SOAL DIBERIKAN A.
Ketik ulang satu bagian dari berita tentang bukti KPU di sidang MK. Mulailah dari kata yang memuat "Jumat 15 Aug" dan berhenti setelah "pihak pengadu Prabowo-Hatta.".
SOAL DIBERIKAN B.
Lanjutkan berita tentang pengumpulan bukti oleh KPU untuk sidang sengketa pilpres di MK, dimulai sesudah kalimat terakhirnya.

Jumat 15 Aug 2014 16:00 WIB

Pontang-panting Bongkar Kotak Suara

Red:

Proses sidang perselisihan hasil pemilu presiden di Mahkamah Konstitusi (MK) menuntut Komisi Pemilihan Umum (KPU) harus menambah bukti yang harus dihadirkan ke persidangan. Terakhir, Ketua MK Hamdan Zoelva meminta KPU menyerahkan bukti daftar pemilih tetap (DPT), daftar pemilih tambahan (DPTb), daftar pemilih khusu (DPK), dan daftar pemilih khusus tambahan (DPKTb) dari seluruh TPS di Indonesia.

Komisioner KPU Hadar Nafis Gumay mengatakan, KPU harus bekerja lebih keras. Lantaran, bukti dokumen yang disiapkan sebelumnya hanya terkait permohonon yang diajukan pihak pengadu Prabowo-Hatta.

"Sekarang, sedang berjalan (pengumpulan bukti), masih banyak yang harus dikejar. Berat sekali pekerjaan itu, siang malam kami bekerja," kata Hadar saat skorsing sidang Dewan Kehormatan Penyelenggara Pemilu (DKPP) di Aula Kementerian Agama, Jakarta, Kamis (14/8).

ENTRI DATA.
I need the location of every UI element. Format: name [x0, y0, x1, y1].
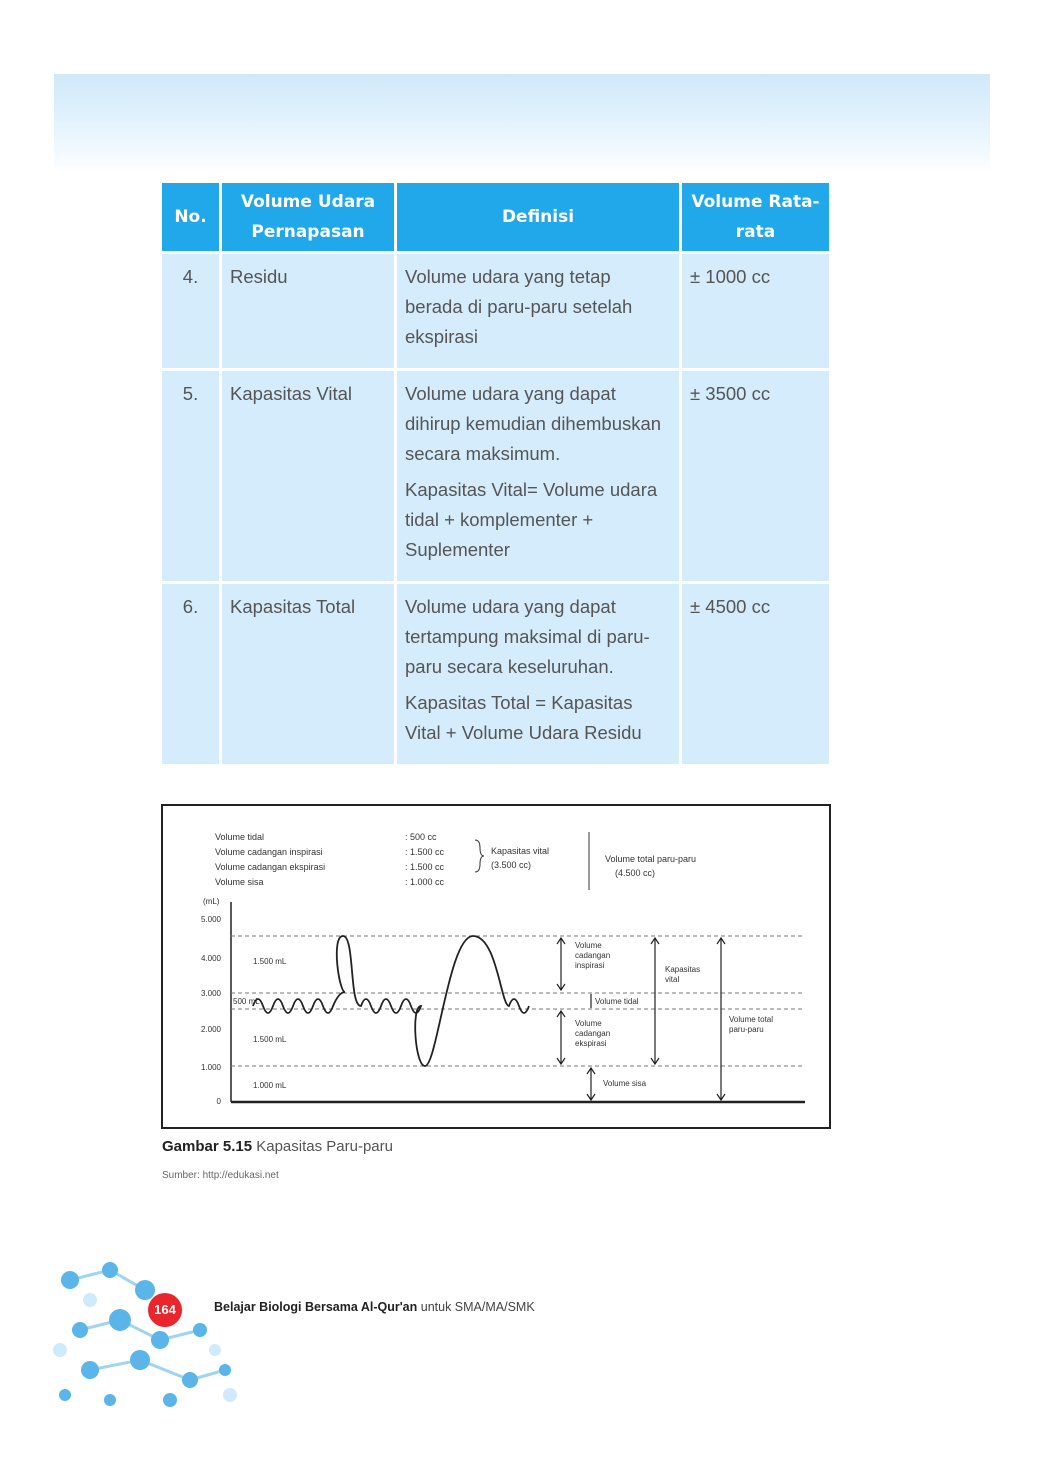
header-no: No. — [162, 183, 222, 251]
erv-side-label: Volume — [575, 1019, 602, 1028]
irv-side-label: cadangan — [575, 951, 611, 960]
legend-value: : 1.500 cc — [405, 862, 445, 872]
figure-caption — [162, 1138, 393, 1155]
total-bracket-value: (4.500 cc) — [615, 868, 656, 878]
vital-side-label: Kapasitas — [665, 965, 701, 974]
row-average: ± 3500 cc — [682, 368, 829, 581]
vital-bracket-value: (3.500 cc) — [491, 860, 532, 870]
page-number-badge: 164 — [148, 1293, 182, 1327]
caption-text: Kapasitas Paru-paru — [256, 1138, 393, 1155]
row-average: ± 1000 cc — [682, 251, 829, 368]
definition-formula: Kapasitas Vital= Volume udara tidal + komplementer + Suplementer — [405, 479, 658, 560]
legend-label: Volume tidal — [215, 832, 265, 842]
vital-side-label: vital — [665, 975, 680, 984]
vital-bracket-label: Kapasitas vital — [491, 846, 550, 856]
erv-label: 1.500 mL — [253, 1035, 287, 1044]
table-row — [162, 368, 829, 581]
irv-label: 1.500 mL — [253, 957, 287, 966]
definition-text: Volume udara yang dapat tertampung maksimal di paru-paru secara keseluruhan. — [405, 596, 650, 677]
irv-side-label: inspirasi — [575, 961, 605, 970]
vital-brace — [475, 840, 484, 872]
irv-side-label: Volume — [575, 941, 602, 950]
legend-label: Volume sisa — [215, 877, 264, 887]
row-definition — [397, 581, 682, 764]
row-definition — [397, 251, 682, 368]
row-name: Kapasitas Vital — [222, 368, 397, 581]
y-tick-label: 1.000 — [200, 1063, 221, 1072]
residual-label: 1.000 mL — [253, 1081, 287, 1090]
footer-book-rest: untuk SMA/MA/SMK — [417, 1300, 535, 1314]
footer-book-title — [214, 1300, 535, 1314]
header-average: Volume Rata-rata — [682, 183, 829, 251]
reference-lines — [231, 936, 805, 1066]
row-average: ± 4500 cc — [682, 581, 829, 764]
total-side-label: Volume total — [729, 1015, 774, 1024]
row-definition — [397, 368, 682, 581]
row-no: 4. — [162, 251, 222, 368]
table-row — [162, 581, 829, 764]
header-volume: Volume Udara Pernapasan — [222, 183, 397, 251]
molecule-decoration — [50, 1250, 250, 1410]
figure-legend — [215, 832, 696, 890]
footer-book-bold: Belajar Biologi Bersama Al-Qur'an — [214, 1300, 418, 1314]
top-decorative-band — [54, 74, 990, 174]
erv-side-label: cadangan — [575, 1029, 611, 1038]
definition-formula: Kapasitas Total = Kapasitas Vital + Volume Udara Residu — [405, 692, 642, 743]
trace-labels — [233, 957, 287, 1090]
row-name: Kapasitas Total — [222, 581, 397, 764]
legend-label: Volume cadangan inspirasi — [215, 847, 323, 857]
row-no: 5. — [162, 368, 222, 581]
y-ticks — [201, 915, 222, 1106]
table-row — [162, 251, 829, 368]
definition-text: Volume udara yang tetap berada di paru-paru setelah ekspirasi — [405, 266, 633, 347]
residual-side-label: Volume sisa — [603, 1079, 647, 1088]
lung-capacity-figure — [161, 804, 831, 1129]
y-tick-label: 5.000 — [200, 915, 221, 924]
legend-value: : 500 cc — [405, 832, 437, 842]
y-tick-label: 0 — [216, 1097, 221, 1106]
lung-volume-table — [162, 183, 829, 764]
total-side-label: paru-paru — [729, 1025, 764, 1034]
tidal-label: 500 mL — [233, 997, 260, 1006]
row-no: 6. — [162, 581, 222, 764]
legend-value: : 1.500 cc — [405, 847, 445, 857]
total-bracket-label: Volume total paru-paru — [605, 854, 697, 864]
y-unit-label: (mL) — [203, 897, 220, 906]
row-name: Residu — [222, 251, 397, 368]
header-definition: Definisi — [397, 183, 682, 251]
definition-text: Volume udara yang dapat dihirup kemudian dihembuskan secara maksimum. — [405, 383, 662, 464]
erv-side-label: ekspirasi — [575, 1039, 607, 1048]
y-tick-label: 3.000 — [200, 989, 221, 998]
y-tick-label: 4.000 — [200, 954, 221, 963]
caption-number: Gambar 5.15 — [162, 1138, 253, 1155]
legend-label: Volume cadangan ekspirasi — [215, 862, 326, 872]
tidal-side-label: Volume tidal — [595, 997, 639, 1006]
spirometer-trace — [253, 936, 529, 1066]
y-tick-label: 2.000 — [200, 1025, 221, 1034]
legend-value: : 1.000 cc — [405, 877, 445, 887]
figure-source: Sumber: http://edukasi.net — [162, 1170, 279, 1181]
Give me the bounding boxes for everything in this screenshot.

HASIL TUGAS A.
Jumat 15 Aug 2014 16:00 WIB

Pontang-panting Bongkar Kotak Suara

Red:

Proses sidang perselisihan hasil pemilu presiden di Mahkamah Konstitusi (MK) menuntut Komisi Pemilihan Umum (KPU) harus menambah bukti yang harus dihadirkan ke persidangan. Terakhir, Ketua MK Hamdan Zoelva meminta KPU menyerahkan bukti daftar pemilih tetap (DPT), daftar pemilih tambahan (DPTb), daftar pemilih khusu (DPK), dan daftar pemilih khusus tambahan (DPKTb) dari seluruh TPS di Indonesia.

Komisioner KPU Hadar Nafis Gumay mengatakan, KPU harus bekerja lebih keras. Lantaran, bukti dokumen yang disiapkan sebelumnya hanya terkait permohonon yang diajukan pihak pengadu Prabowo-Hatta.

HASIL TUGAS B.
 

 

 

 

 

 

Foto:RAHMAD/ANTARAFOTO

Anggota komisioner Komisi Independen Pemilihan (KIP) membuka kotak suara mengambil dokumen Pemilihan Presiden di kantor KIP Aceh Utara, Provinsi Aceh, Minggu (3/8).

 

Perintah MK, lanjut Hadar, membuat KPU harus membongkar kotak suara di 479.183 tempat pemungutan suara (TPS) di seluruh Indonesia. KPU harus mengumpulkan dokumen terkait jumlah pemilih, daftar hadir pemilih dalam formulir C7, dan keterangan pindah memilih dalam formulir model A5.

Hadar memperkirakan, dokumen yang dikumpulkan jumlahnya sangat banyak. Apalagi, jika semuanya harus dibawa ke Gedung MK di Jakarta. "Kalau dibawa semua mungkin overweight pesawatnya. Dibawa, disegel, belum lagi ada yang harus dibawa dengan kapal laut," ungkap Hadar.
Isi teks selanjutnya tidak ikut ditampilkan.